### Exercise description
Scan the lines below for the word "name". Copy each line you find it in.

===============

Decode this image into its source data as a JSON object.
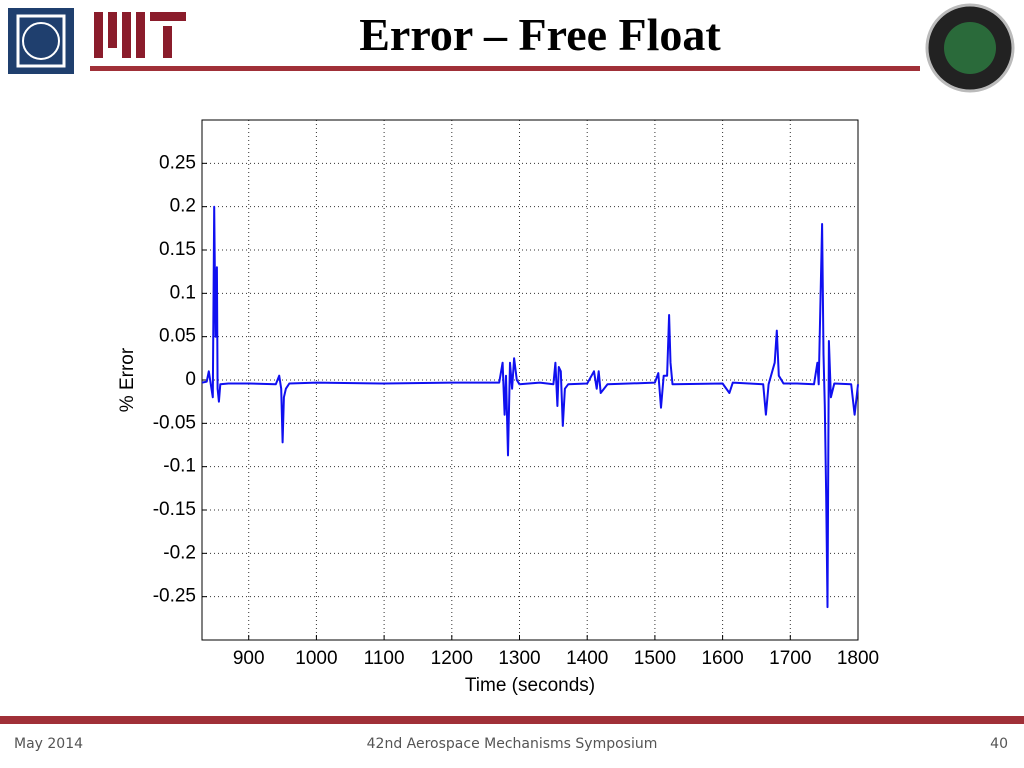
{
  "slide": {
    "title": "Error – Free Float",
    "footer": {
      "left": "May 2014",
      "center": "42nd Aerospace Mechanisms Symposium",
      "right": "40"
    }
  },
  "chart_data": {
    "type": "line",
    "xlabel": "Time (seconds)",
    "ylabel": "% Error",
    "x": [
      831,
      838,
      841,
      844,
      847,
      849,
      851,
      853,
      854,
      856,
      858,
      870,
      900,
      940,
      945,
      948,
      950,
      952,
      955,
      960,
      1000,
      1100,
      1200,
      1270,
      1275,
      1278,
      1280,
      1283,
      1286,
      1289,
      1292,
      1296,
      1300,
      1330,
      1350,
      1353,
      1356,
      1358,
      1361,
      1364,
      1367,
      1372,
      1400,
      1410,
      1414,
      1417,
      1420,
      1430,
      1500,
      1505,
      1509,
      1513,
      1518,
      1521,
      1523,
      1526,
      1600,
      1610,
      1615,
      1660,
      1664,
      1668,
      1677,
      1680,
      1683,
      1690,
      1710,
      1735,
      1740,
      1742,
      1747,
      1749,
      1751,
      1753,
      1755,
      1757,
      1760,
      1765,
      1790,
      1795,
      1798,
      1800
    ],
    "series": [
      {
        "color": "#1010f0",
        "values": [
          -0.003,
          -0.002,
          0.01,
          -0.005,
          -0.02,
          0.2,
          0.05,
          0.13,
          -0.01,
          -0.025,
          -0.005,
          -0.004,
          -0.004,
          -0.005,
          0.005,
          -0.01,
          -0.072,
          -0.02,
          -0.01,
          -0.004,
          -0.003,
          -0.004,
          -0.003,
          -0.003,
          0.02,
          -0.04,
          0.005,
          -0.087,
          0.02,
          -0.01,
          0.025,
          0.0,
          -0.005,
          -0.003,
          -0.005,
          0.02,
          -0.03,
          0.015,
          0.01,
          -0.053,
          -0.01,
          -0.005,
          -0.004,
          0.01,
          -0.01,
          0.01,
          -0.015,
          -0.005,
          -0.003,
          0.008,
          -0.032,
          0.005,
          0.005,
          0.075,
          0.02,
          -0.005,
          -0.004,
          -0.015,
          -0.003,
          -0.005,
          -0.04,
          -0.005,
          0.02,
          0.057,
          0.005,
          -0.004,
          -0.004,
          -0.005,
          0.02,
          -0.005,
          0.18,
          0.03,
          -0.03,
          -0.135,
          -0.262,
          0.045,
          -0.02,
          -0.004,
          -0.005,
          -0.04,
          -0.02,
          -0.005
        ]
      }
    ],
    "xlim": [
      831,
      1800
    ],
    "xticks": [
      900,
      1000,
      1100,
      1200,
      1300,
      1400,
      1500,
      1600,
      1700,
      1800
    ],
    "ylim": [
      -0.3,
      0.3
    ],
    "yticks": [
      -0.25,
      -0.2,
      -0.15,
      -0.1,
      -0.05,
      0,
      0.05,
      0.1,
      0.15,
      0.2,
      0.25
    ],
    "grid": true
  }
}
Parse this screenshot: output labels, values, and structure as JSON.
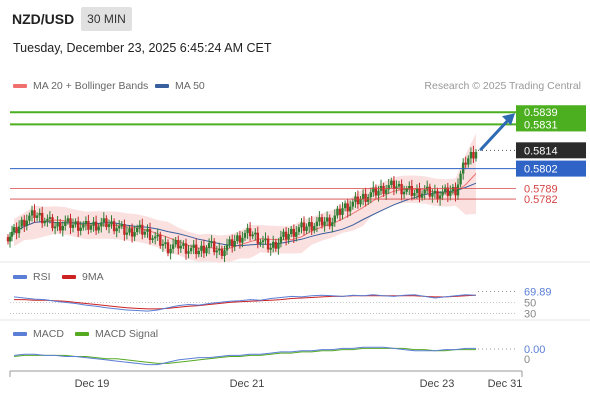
{
  "header": {
    "symbol": "NZD/USD",
    "timeframe": "30 MIN",
    "timestamp": "Tuesday, December 23, 2025 6:45:24 AM CET"
  },
  "legend": {
    "ma20_label": "MA 20 + Bollinger Bands",
    "ma50_label": "MA 50",
    "source": "Research © 2025 Trading Central"
  },
  "colors": {
    "ma20": "#f07070",
    "bollinger_fill": "#fbe0e0",
    "ma50": "#3a5f9e",
    "candle_up": "#2e7d32",
    "candle_down": "#c62828",
    "target": "#4caf1f",
    "pivot": "#2f63c6",
    "support": "#d64545",
    "arrow": "#2f6bb3",
    "rsi": "#5b7fd6",
    "rsi_ma": "#cc2222",
    "macd": "#5b7fd6",
    "macd_signal": "#55aa22"
  },
  "chart_data": [
    {
      "type": "candlestick",
      "ylim": [
        0.5742,
        0.5849
      ],
      "x_ticks": [
        "Dec 19",
        "Dec 21",
        "Dec 23",
        "Dec 31"
      ],
      "close_series": [
        0.576,
        0.5768,
        0.5772,
        0.5769,
        0.5764,
        0.5766,
        0.5765,
        0.5764,
        0.5765,
        0.5766,
        0.5764,
        0.576,
        0.5762,
        0.576,
        0.5755,
        0.575,
        0.5752,
        0.5749,
        0.5748,
        0.5752,
        0.5747,
        0.5752,
        0.5757,
        0.576,
        0.5755,
        0.575,
        0.5756,
        0.576,
        0.5763,
        0.5765,
        0.5767,
        0.5768,
        0.5776,
        0.5779,
        0.5783,
        0.5786,
        0.5789,
        0.5791,
        0.5788,
        0.5786,
        0.5787,
        0.5785,
        0.5786,
        0.5788,
        0.5807,
        0.5814
      ],
      "levels": [
        {
          "label": "0.5839",
          "value": 0.5839,
          "role": "target"
        },
        {
          "label": "0.5831",
          "value": 0.5831,
          "role": "target"
        },
        {
          "label": "0.5814",
          "value": 0.5814,
          "role": "last"
        },
        {
          "label": "0.5802",
          "value": 0.5802,
          "role": "pivot"
        },
        {
          "label": "0.5789",
          "value": 0.5789,
          "role": "support"
        },
        {
          "label": "0.5782",
          "value": 0.5782,
          "role": "support"
        }
      ]
    },
    {
      "type": "line",
      "title": "RSI",
      "ma_label": "9MA",
      "ylim": [
        25,
        80
      ],
      "ticks": [
        "69.89",
        "50",
        "30"
      ],
      "tick_values": [
        69.89,
        50,
        30
      ],
      "series": [
        {
          "name": "RSI",
          "values": [
            60,
            58,
            56,
            55,
            52,
            50,
            48,
            45,
            43,
            40,
            38,
            36,
            35,
            34,
            36,
            40,
            44,
            46,
            45,
            48,
            50,
            52,
            53,
            55,
            54,
            57,
            59,
            61,
            60,
            62,
            63,
            62,
            61,
            63,
            62,
            64,
            62,
            61,
            63,
            64,
            61,
            58,
            60,
            62,
            64,
            63
          ]
        },
        {
          "name": "9MA",
          "values": [
            55,
            55,
            54,
            54,
            53,
            52,
            50,
            48,
            46,
            44,
            42,
            40,
            39,
            38,
            38,
            39,
            41,
            43,
            44,
            46,
            48,
            50,
            51,
            52,
            53,
            54,
            55,
            57,
            58,
            59,
            60,
            61,
            61,
            62,
            62,
            62,
            62,
            62,
            62,
            62,
            61,
            60,
            60,
            61,
            62,
            63
          ]
        }
      ]
    },
    {
      "type": "line",
      "title": "MACD",
      "signal_label": "MACD Signal",
      "ylim": [
        -0.0012,
        0.0008
      ],
      "ticks": [
        "0.00",
        "0"
      ],
      "tick_values": [
        0.0,
        0.0
      ],
      "series": [
        {
          "name": "MACD",
          "values": [
            -0.0001,
            0.0,
            0.0,
            -0.0001,
            -0.0001,
            -0.0002,
            -0.0002,
            -0.0003,
            -0.0004,
            -0.0005,
            -0.0006,
            -0.0007,
            -0.0008,
            -0.0009,
            -0.0009,
            -0.0007,
            -0.0005,
            -0.0004,
            -0.0003,
            -0.0003,
            -0.0002,
            -0.0001,
            -0.0001,
            0.0,
            0.0,
            0.0001,
            0.0002,
            0.0002,
            0.0003,
            0.0003,
            0.0004,
            0.0004,
            0.0005,
            0.0005,
            0.0006,
            0.0006,
            0.0006,
            0.0005,
            0.0004,
            0.0003,
            0.0003,
            0.0003,
            0.0004,
            0.0004,
            0.0005,
            0.0005
          ]
        },
        {
          "name": "MACD Signal",
          "values": [
            -0.0002,
            -0.0001,
            -0.0001,
            -0.0001,
            -0.0001,
            -0.0001,
            -0.0002,
            -0.0002,
            -0.0003,
            -0.0004,
            -0.0004,
            -0.0005,
            -0.0006,
            -0.0007,
            -0.0008,
            -0.0008,
            -0.0007,
            -0.0006,
            -0.0005,
            -0.0004,
            -0.0003,
            -0.0002,
            -0.0002,
            -0.0001,
            -0.0001,
            0.0,
            0.0001,
            0.0001,
            0.0002,
            0.0002,
            0.0003,
            0.0003,
            0.0004,
            0.0004,
            0.0005,
            0.0005,
            0.0005,
            0.0005,
            0.0005,
            0.0004,
            0.0004,
            0.0003,
            0.0003,
            0.0004,
            0.0004,
            0.0004
          ]
        }
      ]
    }
  ]
}
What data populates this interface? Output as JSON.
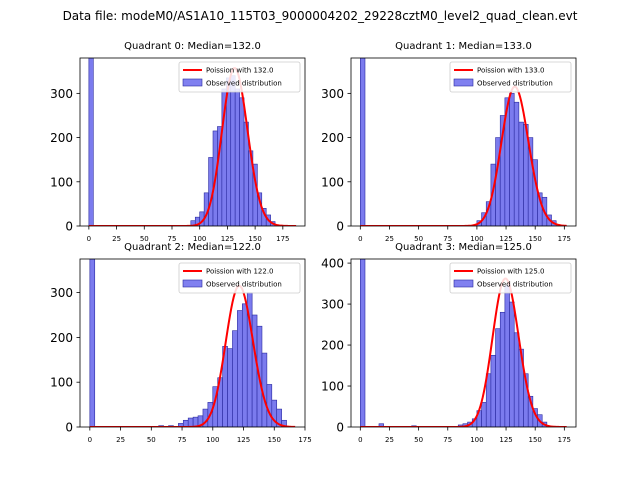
{
  "figure": {
    "title": "Data file: modeM0/AS1A10_115T03_9000004202_29228cztM0_level2_quad_clean.evt"
  },
  "colors": {
    "bar_fill": "#7b7bee",
    "bar_edge": "#2a2aa0",
    "legend_patch": "#8080f0",
    "poisson_line": "#ff0000"
  },
  "chart_data": [
    {
      "type": "bar",
      "title": "Quadrant 0: Median=132.0",
      "xlim": [
        -8,
        195
      ],
      "ylim": [
        0,
        380
      ],
      "xticks": [
        0,
        25,
        50,
        75,
        100,
        125,
        150,
        175
      ],
      "yticks": [
        0,
        100,
        200,
        300
      ],
      "legend": [
        "Poission with 132.0",
        "Observed distribution"
      ],
      "mean": 132.0,
      "bin_width": 4,
      "bins": [
        {
          "x": 0,
          "h": 380
        },
        {
          "x": 92,
          "h": 12
        },
        {
          "x": 96,
          "h": 20
        },
        {
          "x": 100,
          "h": 32
        },
        {
          "x": 104,
          "h": 75
        },
        {
          "x": 108,
          "h": 155
        },
        {
          "x": 112,
          "h": 215
        },
        {
          "x": 116,
          "h": 225
        },
        {
          "x": 120,
          "h": 310
        },
        {
          "x": 124,
          "h": 335
        },
        {
          "x": 128,
          "h": 340
        },
        {
          "x": 132,
          "h": 310
        },
        {
          "x": 136,
          "h": 290
        },
        {
          "x": 140,
          "h": 235
        },
        {
          "x": 144,
          "h": 170
        },
        {
          "x": 148,
          "h": 140
        },
        {
          "x": 152,
          "h": 75
        },
        {
          "x": 156,
          "h": 40
        },
        {
          "x": 160,
          "h": 25
        },
        {
          "x": 164,
          "h": 10
        }
      ]
    },
    {
      "type": "bar",
      "title": "Quadrant 1: Median=133.0",
      "xlim": [
        -8,
        185
      ],
      "ylim": [
        0,
        380
      ],
      "xticks": [
        0,
        25,
        50,
        75,
        100,
        125,
        150,
        175
      ],
      "yticks": [
        0,
        100,
        200,
        300
      ],
      "legend": [
        "Poission with 133.0",
        "Observed distribution"
      ],
      "mean": 133.0,
      "bin_width": 4,
      "bins": [
        {
          "x": 0,
          "h": 380
        },
        {
          "x": 100,
          "h": 12
        },
        {
          "x": 104,
          "h": 30
        },
        {
          "x": 108,
          "h": 55
        },
        {
          "x": 112,
          "h": 140
        },
        {
          "x": 116,
          "h": 200
        },
        {
          "x": 120,
          "h": 250
        },
        {
          "x": 124,
          "h": 290
        },
        {
          "x": 128,
          "h": 300
        },
        {
          "x": 132,
          "h": 280
        },
        {
          "x": 136,
          "h": 235
        },
        {
          "x": 140,
          "h": 230
        },
        {
          "x": 144,
          "h": 200
        },
        {
          "x": 148,
          "h": 150
        },
        {
          "x": 152,
          "h": 75
        },
        {
          "x": 156,
          "h": 65
        },
        {
          "x": 160,
          "h": 25
        },
        {
          "x": 164,
          "h": 12
        }
      ]
    },
    {
      "type": "bar",
      "title": "Quadrant 2: Median=122.0",
      "xlim": [
        -8,
        175
      ],
      "ylim": [
        0,
        375
      ],
      "xticks": [
        0,
        25,
        50,
        75,
        100,
        125,
        150,
        175
      ],
      "yticks": [
        0,
        100,
        200,
        300
      ],
      "legend": [
        "Poission with 122.0",
        "Observed distribution"
      ],
      "mean": 122.0,
      "bin_width": 4,
      "bins": [
        {
          "x": 0,
          "h": 375
        },
        {
          "x": 56,
          "h": 3
        },
        {
          "x": 64,
          "h": 3
        },
        {
          "x": 72,
          "h": 8
        },
        {
          "x": 76,
          "h": 15
        },
        {
          "x": 80,
          "h": 20
        },
        {
          "x": 84,
          "h": 22
        },
        {
          "x": 88,
          "h": 25
        },
        {
          "x": 92,
          "h": 40
        },
        {
          "x": 96,
          "h": 55
        },
        {
          "x": 100,
          "h": 90
        },
        {
          "x": 104,
          "h": 110
        },
        {
          "x": 108,
          "h": 180
        },
        {
          "x": 112,
          "h": 175
        },
        {
          "x": 116,
          "h": 215
        },
        {
          "x": 120,
          "h": 260
        },
        {
          "x": 124,
          "h": 275
        },
        {
          "x": 128,
          "h": 300
        },
        {
          "x": 132,
          "h": 250
        },
        {
          "x": 136,
          "h": 225
        },
        {
          "x": 140,
          "h": 165
        },
        {
          "x": 144,
          "h": 95
        },
        {
          "x": 148,
          "h": 60
        },
        {
          "x": 152,
          "h": 40
        },
        {
          "x": 156,
          "h": 15
        }
      ]
    },
    {
      "type": "bar",
      "title": "Quadrant 3: Median=125.0",
      "xlim": [
        -8,
        185
      ],
      "ylim": [
        0,
        410
      ],
      "xticks": [
        0,
        25,
        50,
        75,
        100,
        125,
        150,
        175
      ],
      "yticks": [
        0,
        100,
        200,
        300,
        400
      ],
      "legend": [
        "Poission with 125.0",
        "Observed distribution"
      ],
      "mean": 125.0,
      "bin_width": 4,
      "bins": [
        {
          "x": 0,
          "h": 410
        },
        {
          "x": 16,
          "h": 8
        },
        {
          "x": 44,
          "h": 3
        },
        {
          "x": 84,
          "h": 5
        },
        {
          "x": 88,
          "h": 8
        },
        {
          "x": 92,
          "h": 12
        },
        {
          "x": 96,
          "h": 20
        },
        {
          "x": 100,
          "h": 40
        },
        {
          "x": 104,
          "h": 60
        },
        {
          "x": 108,
          "h": 130
        },
        {
          "x": 112,
          "h": 175
        },
        {
          "x": 116,
          "h": 240
        },
        {
          "x": 120,
          "h": 280
        },
        {
          "x": 124,
          "h": 345
        },
        {
          "x": 128,
          "h": 305
        },
        {
          "x": 132,
          "h": 230
        },
        {
          "x": 136,
          "h": 190
        },
        {
          "x": 140,
          "h": 130
        },
        {
          "x": 144,
          "h": 75
        },
        {
          "x": 148,
          "h": 45
        },
        {
          "x": 152,
          "h": 30
        },
        {
          "x": 156,
          "h": 12
        }
      ]
    }
  ]
}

===============

### Final result
          "name": "RSI",
          "name": "9MA",
          "name": "MACD",
          "name": "MACD Signal",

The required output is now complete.